--- Begin ---

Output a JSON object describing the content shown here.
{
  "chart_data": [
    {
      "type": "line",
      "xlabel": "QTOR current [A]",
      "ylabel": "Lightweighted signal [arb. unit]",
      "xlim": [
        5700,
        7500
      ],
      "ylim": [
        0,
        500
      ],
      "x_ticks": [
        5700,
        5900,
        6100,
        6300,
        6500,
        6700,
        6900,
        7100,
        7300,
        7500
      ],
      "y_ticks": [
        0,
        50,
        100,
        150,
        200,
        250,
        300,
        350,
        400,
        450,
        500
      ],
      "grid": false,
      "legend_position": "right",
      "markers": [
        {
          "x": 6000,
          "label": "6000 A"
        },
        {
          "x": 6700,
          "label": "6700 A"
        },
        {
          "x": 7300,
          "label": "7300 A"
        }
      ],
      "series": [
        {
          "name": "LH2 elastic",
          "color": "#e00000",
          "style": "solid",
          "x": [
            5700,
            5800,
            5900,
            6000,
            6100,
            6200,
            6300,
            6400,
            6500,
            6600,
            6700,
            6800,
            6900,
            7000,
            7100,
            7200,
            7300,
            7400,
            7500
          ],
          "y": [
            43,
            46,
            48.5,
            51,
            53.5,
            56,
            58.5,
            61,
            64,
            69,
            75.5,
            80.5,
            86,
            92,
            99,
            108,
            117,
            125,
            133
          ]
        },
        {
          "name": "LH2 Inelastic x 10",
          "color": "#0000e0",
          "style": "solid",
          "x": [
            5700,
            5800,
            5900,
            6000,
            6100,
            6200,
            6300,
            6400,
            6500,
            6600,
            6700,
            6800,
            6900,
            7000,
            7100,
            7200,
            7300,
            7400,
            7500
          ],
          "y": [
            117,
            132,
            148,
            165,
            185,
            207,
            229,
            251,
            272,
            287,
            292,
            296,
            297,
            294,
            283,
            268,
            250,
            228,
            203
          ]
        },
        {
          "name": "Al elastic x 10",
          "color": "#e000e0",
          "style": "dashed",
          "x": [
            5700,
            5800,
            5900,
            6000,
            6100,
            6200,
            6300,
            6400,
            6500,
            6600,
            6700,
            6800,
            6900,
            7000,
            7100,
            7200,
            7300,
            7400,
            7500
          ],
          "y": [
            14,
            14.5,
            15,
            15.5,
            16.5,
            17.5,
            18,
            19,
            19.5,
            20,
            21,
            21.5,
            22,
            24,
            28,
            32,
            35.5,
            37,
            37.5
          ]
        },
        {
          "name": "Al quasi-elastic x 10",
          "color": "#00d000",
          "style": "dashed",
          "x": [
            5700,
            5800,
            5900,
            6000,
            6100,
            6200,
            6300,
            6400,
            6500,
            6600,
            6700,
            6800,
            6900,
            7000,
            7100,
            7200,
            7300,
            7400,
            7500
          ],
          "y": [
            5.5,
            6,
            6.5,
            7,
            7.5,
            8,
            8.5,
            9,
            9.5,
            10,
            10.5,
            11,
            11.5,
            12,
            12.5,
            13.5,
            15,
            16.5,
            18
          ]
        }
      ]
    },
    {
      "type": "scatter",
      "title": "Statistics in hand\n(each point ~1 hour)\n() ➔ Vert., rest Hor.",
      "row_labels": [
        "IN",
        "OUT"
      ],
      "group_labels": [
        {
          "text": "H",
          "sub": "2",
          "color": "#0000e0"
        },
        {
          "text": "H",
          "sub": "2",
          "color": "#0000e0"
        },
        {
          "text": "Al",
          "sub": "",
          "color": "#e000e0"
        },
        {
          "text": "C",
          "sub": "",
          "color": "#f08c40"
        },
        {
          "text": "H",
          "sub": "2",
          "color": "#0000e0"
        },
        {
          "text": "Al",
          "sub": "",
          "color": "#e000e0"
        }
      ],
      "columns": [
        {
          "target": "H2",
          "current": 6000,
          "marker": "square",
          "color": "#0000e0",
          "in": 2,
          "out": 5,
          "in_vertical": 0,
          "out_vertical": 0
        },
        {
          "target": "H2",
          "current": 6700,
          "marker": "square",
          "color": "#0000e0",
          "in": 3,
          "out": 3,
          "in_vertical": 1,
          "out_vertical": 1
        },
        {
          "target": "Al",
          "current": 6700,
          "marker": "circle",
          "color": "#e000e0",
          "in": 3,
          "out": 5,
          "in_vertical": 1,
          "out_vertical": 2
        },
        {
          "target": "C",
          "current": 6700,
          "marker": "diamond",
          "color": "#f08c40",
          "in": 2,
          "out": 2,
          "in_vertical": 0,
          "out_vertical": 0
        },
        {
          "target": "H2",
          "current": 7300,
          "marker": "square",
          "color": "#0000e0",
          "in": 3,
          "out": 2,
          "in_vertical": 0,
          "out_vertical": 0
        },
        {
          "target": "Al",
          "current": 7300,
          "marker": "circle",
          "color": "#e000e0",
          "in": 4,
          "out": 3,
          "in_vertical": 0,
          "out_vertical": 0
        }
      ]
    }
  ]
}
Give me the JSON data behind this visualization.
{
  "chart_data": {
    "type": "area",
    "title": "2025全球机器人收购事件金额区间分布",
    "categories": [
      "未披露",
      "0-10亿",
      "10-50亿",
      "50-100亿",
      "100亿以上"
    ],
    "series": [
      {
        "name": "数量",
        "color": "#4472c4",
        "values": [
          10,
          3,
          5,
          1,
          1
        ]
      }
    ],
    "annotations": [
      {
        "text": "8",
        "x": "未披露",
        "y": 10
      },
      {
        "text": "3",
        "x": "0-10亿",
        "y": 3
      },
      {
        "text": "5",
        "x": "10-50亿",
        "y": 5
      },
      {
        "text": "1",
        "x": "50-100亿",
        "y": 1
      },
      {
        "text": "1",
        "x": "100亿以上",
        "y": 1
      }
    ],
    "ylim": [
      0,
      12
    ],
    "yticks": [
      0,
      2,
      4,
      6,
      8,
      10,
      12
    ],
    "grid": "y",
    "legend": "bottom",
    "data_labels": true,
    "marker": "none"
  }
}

--- End ---

WHAT YOU HAVE TO DO: Output the full listing exactly as it stands.

CORRECT RESPONSE:
Output a JSON object describing the content shown here.
{
  "chart_data": [
    {
      "type": "line",
      "xlabel": "QTOR current [A]",
      "ylabel": "Lightweighted signal [arb. unit]",
      "xlim": [
        5700,
        7500
      ],
      "ylim": [
        0,
        500
      ],
      "x_ticks": [
        5700,
        5900,
        6100,
        6300,
        6500,
        6700,
        6900,
        7100,
        7300,
        7500
      ],
      "y_ticks": [
        0,
        50,
        100,
        150,
        200,
        250,
        300,
        350,
        400,
        450,
        500
      ],
      "grid": false,
      "legend_position": "right",
      "markers": [
        {
          "x": 6000,
          "label": "6000 A"
        },
        {
          "x": 6700,
          "label": "6700 A"
        },
        {
          "x": 7300,
          "label": "7300 A"
        }
      ],
      "series": [
        {
          "name": "LH2 elastic",
          "color": "#e00000",
          "style": "solid",
          "x": [
            5700,
            5800,
            5900,
            6000,
            6100,
            6200,
            6300,
            6400,
            6500,
            6600,
            6700,
            6800,
            6900,
            7000,
            7100,
            7200,
            7300,
            7400,
            7500
          ],
          "y": [
            43,
            46,
            48.5,
            51,
            53.5,
            56,
            58.5,
            61,
            64,
            69,
            75.5,
            80.5,
            86,
            92,
            99,
            108,
            117,
            125,
            133
          ]
        },
        {
          "name": "LH2 Inelastic x 10",
          "color": "#0000e0",
          "style": "solid",
          "x": [
            5700,
            5800,
            5900,
            6000,
            6100,
            6200,
            6300,
            6400,
            6500,
            6600,
            6700,
            6800,
            6900,
            7000,
            7100,
            7200,
            7300,
            7400,
            7500
          ],
          "y": [
            117,
            132,
            148,
            165,
            185,
            207,
            229,
            251,
            272,
            287,
            292,
            296,
            297,
            294,
            283,
            268,
            250,
            228,
            203
          ]
        },
        {
          "name": "Al elastic x 10",
          "color": "#e000e0",
          "style": "dashed",
          "x": [
            5700,
            5800,
            5900,
            6000,
            6100,
            6200,
            6300,
            6400,
            6500,
            6600,
            6700,
            6800,
            6900,
            7000,
            7100,
            7200,
            7300,
            7400,
            7500
          ],
          "y": [
            14,
            14.5,
            15,
            15.5,
            16.5,
            17.5,
            18,
            19,
            19.5,
            20,
            21,
            21.5,
            22,
            24,
            28,
            32,
            35.5,
            37,
            37.5
          ]
        },
        {
          "name": "Al quasi-elastic x 10",
          "color": "#00d000",
          "style": "dashed",
          "x": [
            5700,
            5800,
            5900,
            6000,
            6100,
            6200,
            6300,
            6400,
            6500,
            6600,
            6700,
            6800,
            6900,
            7000,
            7100,
            7200,
            7300,
            7400,
            7500
          ],
          "y": [
            5.5,
            6,
            6.5,
            7,
            7.5,
            8,
            8.5,
            9,
            9.5,
            10,
            10.5,
            11,
            11.5,
            12,
            12.5,
            13.5,
            15,
            16.5,
            18
          ]
        }
      ]
    },
    {
      "type": "scatter",
      "title": "Statistics in hand\n(each point ~1 hour)\n() ➔ Vert., rest Hor.",
      "row_labels": [
        "IN",
        "OUT"
      ],
      "group_labels": [
        {
          "text": "H",
          "sub": "2",
          "color": "#0000e0"
        },
        {
          "text": "H",
          "sub": "2",
          "color": "#0000e0"
        },
        {
          "text": "Al",
          "sub": "",
          "color": "#e000e0"
        },
        {
          "text": "C",
          "sub": "",
          "color": "#f08c40"
        },
        {
          "text": "H",
          "sub": "2",
          "color": "#0000e0"
        },
        {
          "text": "Al",
          "sub": "",
          "color": "#e000e0"
        }
      ],
      "columns": [
        {
          "target": "H2",
          "current": 6000,
          "marker": "square",
          "color": "#0000e0",
          "in": 2,
          "out": 5,
          "in_vertical": 0,
          "out_vertical": 0
        },
        {
          "target": "H2",
          "current": 6700,
          "marker": "square",
          "color": "#0000e0",
          "in": 3,
          "out": 3,
          "in_vertical": 1,
          "out_vertical": 1
        },
        {
          "target": "Al",
          "current": 6700,
          "marker": "circle",
          "color": "#e000e0",
          "in": 3,
          "out": 5,
          "in_vertical": 1,
          "out_vertical": 2
        },
        {
          "target": "C",
          "current": 6700,
          "marker": "diamond",
          "color": "#f08c40",
          "in": 2,
          "out": 2,
          "in_vertical": 0,
          "out_vertical": 0
        },
        {
          "target": "H2",
          "current": 7300,
          "marker": "square",
          "color": "#0000e0",
          "in": 3,
          "out": 2,
          "in_vertical": 0,
          "out_vertical": 0
        },
        {
          "target": "Al",
          "current": 7300,
          "marker": "circle",
          "color": "#e000e0",
          "in": 4,
          "out": 3,
          "in_vertical": 0,
          "out_vertical": 0
        }
      ]
    }
  ]
}
Give me the JSON data behind this visualization.
{
  "chart_data": {
    "type": "area",
    "title": "2025全球机器人收购事件金额区间分布",
    "categories": [
      "未披露",
      "0-10亿",
      "10-50亿",
      "50-100亿",
      "100亿以上"
    ],
    "series": [
      {
        "name": "数量",
        "color": "#4472c4",
        "values": [
          10,
          3,
          5,
          1,
          1
        ]
      }
    ],
    "annotations": [
      {
        "text": "8",
        "x": "未披露",
        "y": 10
      },
      {
        "text": "3",
        "x": "0-10亿",
        "y": 3
      },
      {
        "text": "5",
        "x": "10-50亿",
        "y": 5
      },
      {
        "text": "1",
        "x": "50-100亿",
        "y": 1
      },
      {
        "text": "1",
        "x": "100亿以上",
        "y": 1
      }
    ],
    "ylim": [
      0,
      12
    ],
    "yticks": [
      0,
      2,
      4,
      6,
      8,
      10,
      12
    ],
    "grid": "y",
    "legend": "bottom",
    "data_labels": true,
    "marker": "none"
  }
}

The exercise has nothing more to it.